The exercise asks you to copy every line below in which "data" appears.

* [Extracted information]:
** Start **
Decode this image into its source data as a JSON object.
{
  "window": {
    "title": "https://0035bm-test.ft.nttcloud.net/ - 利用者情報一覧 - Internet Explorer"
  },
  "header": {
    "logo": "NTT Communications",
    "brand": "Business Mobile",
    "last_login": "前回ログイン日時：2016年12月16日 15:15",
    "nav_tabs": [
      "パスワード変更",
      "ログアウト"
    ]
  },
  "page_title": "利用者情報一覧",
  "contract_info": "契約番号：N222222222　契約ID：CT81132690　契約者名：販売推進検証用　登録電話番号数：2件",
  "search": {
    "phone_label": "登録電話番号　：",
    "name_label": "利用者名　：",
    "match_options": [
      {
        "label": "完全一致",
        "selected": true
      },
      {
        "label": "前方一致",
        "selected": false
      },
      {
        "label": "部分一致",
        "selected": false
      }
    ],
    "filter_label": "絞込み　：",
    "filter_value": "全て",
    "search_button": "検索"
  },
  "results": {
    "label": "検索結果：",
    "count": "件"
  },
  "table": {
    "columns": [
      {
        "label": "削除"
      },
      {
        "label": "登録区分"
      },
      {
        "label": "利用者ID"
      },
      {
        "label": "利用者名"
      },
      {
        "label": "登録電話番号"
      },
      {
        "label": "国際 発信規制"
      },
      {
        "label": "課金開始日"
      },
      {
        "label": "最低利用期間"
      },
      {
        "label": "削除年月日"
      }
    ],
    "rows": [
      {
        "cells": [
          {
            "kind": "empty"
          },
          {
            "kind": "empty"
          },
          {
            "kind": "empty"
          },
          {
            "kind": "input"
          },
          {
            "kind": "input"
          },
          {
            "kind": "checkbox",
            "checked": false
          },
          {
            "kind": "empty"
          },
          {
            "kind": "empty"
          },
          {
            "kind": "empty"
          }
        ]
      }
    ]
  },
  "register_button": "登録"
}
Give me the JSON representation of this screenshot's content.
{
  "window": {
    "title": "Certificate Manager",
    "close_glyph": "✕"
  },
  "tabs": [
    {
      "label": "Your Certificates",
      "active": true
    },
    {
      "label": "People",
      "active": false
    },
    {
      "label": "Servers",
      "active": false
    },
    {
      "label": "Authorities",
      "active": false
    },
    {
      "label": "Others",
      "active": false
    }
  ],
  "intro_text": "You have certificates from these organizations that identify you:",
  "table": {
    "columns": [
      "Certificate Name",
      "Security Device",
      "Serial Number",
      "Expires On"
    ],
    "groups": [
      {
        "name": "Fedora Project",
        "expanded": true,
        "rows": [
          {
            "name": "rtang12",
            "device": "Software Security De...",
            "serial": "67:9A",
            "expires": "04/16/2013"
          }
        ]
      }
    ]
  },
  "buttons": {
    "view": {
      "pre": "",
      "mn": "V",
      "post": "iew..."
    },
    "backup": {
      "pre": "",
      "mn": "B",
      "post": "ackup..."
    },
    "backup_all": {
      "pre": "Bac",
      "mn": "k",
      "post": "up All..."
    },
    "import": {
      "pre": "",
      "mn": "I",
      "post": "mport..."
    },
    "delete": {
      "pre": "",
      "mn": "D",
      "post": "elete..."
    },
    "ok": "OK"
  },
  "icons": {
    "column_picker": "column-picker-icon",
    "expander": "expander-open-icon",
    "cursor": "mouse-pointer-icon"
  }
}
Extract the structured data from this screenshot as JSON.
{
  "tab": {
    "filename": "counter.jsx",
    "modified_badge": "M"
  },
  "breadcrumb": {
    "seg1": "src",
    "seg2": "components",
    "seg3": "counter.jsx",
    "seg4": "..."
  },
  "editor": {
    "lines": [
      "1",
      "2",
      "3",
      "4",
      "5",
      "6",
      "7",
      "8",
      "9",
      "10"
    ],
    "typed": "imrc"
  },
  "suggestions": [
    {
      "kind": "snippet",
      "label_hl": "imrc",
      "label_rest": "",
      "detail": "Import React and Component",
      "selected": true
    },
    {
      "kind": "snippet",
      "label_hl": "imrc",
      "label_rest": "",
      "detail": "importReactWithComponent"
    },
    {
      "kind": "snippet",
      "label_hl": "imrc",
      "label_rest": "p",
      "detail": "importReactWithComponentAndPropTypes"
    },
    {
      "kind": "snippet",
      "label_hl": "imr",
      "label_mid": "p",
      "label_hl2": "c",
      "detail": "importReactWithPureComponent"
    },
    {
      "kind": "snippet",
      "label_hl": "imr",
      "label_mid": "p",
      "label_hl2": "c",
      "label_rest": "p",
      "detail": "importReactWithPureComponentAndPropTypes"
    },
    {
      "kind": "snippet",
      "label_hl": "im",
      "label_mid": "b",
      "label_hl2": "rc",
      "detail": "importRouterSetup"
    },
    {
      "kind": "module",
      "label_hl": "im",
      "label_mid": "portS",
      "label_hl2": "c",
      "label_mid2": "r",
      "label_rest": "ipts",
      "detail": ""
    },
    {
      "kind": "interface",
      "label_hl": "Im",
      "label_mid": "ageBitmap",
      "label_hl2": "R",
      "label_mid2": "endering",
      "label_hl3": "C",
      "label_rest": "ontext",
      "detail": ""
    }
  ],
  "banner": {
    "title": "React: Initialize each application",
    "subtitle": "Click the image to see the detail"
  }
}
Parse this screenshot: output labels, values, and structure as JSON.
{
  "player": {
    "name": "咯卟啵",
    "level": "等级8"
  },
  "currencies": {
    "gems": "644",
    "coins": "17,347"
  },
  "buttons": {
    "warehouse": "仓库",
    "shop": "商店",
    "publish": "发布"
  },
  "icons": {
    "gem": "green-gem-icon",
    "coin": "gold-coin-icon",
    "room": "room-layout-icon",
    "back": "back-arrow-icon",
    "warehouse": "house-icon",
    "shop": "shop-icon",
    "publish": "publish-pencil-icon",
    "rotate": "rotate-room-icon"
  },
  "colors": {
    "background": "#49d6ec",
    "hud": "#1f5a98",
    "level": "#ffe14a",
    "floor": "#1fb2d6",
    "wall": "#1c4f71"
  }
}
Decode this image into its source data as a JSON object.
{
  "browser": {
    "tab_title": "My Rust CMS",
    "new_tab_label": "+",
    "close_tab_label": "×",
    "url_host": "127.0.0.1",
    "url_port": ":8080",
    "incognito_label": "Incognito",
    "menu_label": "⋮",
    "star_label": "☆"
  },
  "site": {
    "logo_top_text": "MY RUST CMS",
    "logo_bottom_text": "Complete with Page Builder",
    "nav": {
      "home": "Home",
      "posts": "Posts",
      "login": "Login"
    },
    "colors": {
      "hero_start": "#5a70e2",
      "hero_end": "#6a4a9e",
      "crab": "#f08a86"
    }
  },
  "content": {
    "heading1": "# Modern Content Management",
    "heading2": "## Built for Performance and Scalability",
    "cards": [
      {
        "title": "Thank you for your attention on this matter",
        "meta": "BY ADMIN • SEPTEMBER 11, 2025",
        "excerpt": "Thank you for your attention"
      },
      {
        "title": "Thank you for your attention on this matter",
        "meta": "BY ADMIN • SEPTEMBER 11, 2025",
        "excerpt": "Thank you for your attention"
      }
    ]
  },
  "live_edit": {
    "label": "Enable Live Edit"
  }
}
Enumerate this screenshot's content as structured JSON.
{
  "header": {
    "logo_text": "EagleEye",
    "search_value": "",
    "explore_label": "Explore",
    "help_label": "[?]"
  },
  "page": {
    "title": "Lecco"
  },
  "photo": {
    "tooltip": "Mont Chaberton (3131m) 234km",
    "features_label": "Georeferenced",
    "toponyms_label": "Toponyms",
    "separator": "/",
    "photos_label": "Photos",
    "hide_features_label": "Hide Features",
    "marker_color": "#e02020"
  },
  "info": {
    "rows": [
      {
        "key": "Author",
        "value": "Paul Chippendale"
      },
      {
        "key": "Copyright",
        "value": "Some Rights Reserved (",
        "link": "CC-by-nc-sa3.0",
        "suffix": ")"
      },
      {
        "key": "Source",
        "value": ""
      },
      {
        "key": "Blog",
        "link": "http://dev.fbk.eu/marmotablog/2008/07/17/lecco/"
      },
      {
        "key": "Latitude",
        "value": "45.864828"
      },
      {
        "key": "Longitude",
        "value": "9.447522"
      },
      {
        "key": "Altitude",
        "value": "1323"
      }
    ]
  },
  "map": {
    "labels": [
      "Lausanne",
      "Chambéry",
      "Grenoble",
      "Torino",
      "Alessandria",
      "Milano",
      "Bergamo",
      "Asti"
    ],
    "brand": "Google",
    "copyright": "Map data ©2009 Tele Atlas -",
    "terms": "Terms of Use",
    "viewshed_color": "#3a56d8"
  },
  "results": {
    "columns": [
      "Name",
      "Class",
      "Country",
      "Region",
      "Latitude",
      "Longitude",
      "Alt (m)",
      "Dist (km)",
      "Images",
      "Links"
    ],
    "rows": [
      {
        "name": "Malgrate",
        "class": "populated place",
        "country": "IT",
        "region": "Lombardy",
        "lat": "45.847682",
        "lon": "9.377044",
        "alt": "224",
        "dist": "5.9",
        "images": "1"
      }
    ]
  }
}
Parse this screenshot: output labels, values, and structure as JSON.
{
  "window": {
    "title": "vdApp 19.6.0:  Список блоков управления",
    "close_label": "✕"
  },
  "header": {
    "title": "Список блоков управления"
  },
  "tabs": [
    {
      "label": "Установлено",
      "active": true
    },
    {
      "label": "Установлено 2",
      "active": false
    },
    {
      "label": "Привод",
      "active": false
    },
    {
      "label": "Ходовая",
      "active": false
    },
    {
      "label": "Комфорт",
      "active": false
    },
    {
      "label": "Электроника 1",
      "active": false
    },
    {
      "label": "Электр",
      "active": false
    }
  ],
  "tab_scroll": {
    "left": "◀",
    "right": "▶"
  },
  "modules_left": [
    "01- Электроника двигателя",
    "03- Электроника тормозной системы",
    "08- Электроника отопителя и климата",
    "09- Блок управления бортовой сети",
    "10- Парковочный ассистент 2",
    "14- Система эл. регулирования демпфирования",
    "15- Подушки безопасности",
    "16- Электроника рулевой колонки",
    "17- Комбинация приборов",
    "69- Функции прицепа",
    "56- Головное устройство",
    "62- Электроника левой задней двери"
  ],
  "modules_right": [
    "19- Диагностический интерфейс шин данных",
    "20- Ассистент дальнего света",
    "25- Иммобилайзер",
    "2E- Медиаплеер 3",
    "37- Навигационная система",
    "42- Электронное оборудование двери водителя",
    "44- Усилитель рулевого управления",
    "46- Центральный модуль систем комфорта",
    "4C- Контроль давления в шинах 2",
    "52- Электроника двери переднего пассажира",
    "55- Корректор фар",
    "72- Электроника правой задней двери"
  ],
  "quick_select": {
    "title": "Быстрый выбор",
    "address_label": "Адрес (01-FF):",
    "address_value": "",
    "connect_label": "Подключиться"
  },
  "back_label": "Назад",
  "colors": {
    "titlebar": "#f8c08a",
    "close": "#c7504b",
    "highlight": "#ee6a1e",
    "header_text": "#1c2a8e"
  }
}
** End **
* [Worked answer]:
Decode this image into its source data as a JSON object.
Extract the structured data from this screenshot as JSON.
Decode this image into its source data as a JSON object.
    "copyright": "Map data ©2009 Tele Atlas -",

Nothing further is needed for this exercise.